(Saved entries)
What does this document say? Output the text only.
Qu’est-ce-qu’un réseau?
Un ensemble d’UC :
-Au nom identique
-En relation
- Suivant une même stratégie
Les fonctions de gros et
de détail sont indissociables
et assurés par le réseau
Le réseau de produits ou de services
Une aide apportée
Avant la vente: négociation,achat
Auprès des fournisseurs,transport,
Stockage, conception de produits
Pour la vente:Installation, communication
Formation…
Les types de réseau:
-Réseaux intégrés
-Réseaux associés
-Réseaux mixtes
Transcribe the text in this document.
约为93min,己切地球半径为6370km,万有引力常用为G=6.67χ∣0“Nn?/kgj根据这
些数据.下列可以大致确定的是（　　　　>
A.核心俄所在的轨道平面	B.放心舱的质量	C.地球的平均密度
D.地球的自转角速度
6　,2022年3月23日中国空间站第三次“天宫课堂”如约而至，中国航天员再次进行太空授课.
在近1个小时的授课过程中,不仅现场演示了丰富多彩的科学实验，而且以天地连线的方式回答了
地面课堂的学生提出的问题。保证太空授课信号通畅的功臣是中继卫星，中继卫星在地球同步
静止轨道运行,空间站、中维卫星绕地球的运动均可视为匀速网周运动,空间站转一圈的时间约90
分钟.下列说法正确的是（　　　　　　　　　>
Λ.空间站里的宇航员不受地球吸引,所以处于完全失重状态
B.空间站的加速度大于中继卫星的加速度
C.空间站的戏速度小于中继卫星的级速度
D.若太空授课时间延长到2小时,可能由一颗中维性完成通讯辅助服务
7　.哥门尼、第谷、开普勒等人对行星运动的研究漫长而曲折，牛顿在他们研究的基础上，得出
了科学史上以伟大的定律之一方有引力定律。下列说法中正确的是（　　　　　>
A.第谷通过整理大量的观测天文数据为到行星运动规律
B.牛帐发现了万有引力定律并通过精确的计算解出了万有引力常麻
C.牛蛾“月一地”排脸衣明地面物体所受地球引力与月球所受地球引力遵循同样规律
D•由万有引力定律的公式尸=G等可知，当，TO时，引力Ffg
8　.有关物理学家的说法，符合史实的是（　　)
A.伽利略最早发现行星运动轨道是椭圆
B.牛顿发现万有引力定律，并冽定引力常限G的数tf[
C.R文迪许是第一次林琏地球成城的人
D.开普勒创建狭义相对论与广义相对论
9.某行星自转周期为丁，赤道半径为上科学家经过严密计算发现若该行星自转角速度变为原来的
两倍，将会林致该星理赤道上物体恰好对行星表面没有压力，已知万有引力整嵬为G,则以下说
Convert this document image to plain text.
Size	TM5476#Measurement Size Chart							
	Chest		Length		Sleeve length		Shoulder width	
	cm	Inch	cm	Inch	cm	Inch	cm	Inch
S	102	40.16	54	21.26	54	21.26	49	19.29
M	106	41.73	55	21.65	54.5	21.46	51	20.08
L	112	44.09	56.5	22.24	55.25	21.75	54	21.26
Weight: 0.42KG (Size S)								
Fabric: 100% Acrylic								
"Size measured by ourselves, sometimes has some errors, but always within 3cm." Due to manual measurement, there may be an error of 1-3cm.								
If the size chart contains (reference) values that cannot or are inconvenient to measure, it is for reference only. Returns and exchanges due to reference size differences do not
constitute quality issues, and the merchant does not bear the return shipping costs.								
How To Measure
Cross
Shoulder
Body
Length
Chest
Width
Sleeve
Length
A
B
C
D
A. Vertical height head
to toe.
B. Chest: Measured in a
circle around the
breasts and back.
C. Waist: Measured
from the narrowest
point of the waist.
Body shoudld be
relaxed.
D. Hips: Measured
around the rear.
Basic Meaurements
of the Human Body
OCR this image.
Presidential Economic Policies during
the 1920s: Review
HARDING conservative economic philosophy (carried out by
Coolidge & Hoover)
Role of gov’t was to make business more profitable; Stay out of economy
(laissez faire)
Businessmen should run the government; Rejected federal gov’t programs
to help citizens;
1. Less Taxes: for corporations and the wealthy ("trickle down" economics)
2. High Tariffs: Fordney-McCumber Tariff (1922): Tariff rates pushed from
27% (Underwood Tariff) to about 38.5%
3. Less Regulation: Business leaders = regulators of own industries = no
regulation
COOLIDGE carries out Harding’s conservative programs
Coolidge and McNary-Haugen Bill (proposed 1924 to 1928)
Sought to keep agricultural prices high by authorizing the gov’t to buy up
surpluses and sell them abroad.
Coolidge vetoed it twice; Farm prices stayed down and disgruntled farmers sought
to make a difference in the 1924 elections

### Instructions for the task:
Copy out each line of the records that holds the string "this".

### Correct result:
What does this document say? Output the text only.
Transcribe the text in this document.
Convert this document image to plain text.
OCR this image.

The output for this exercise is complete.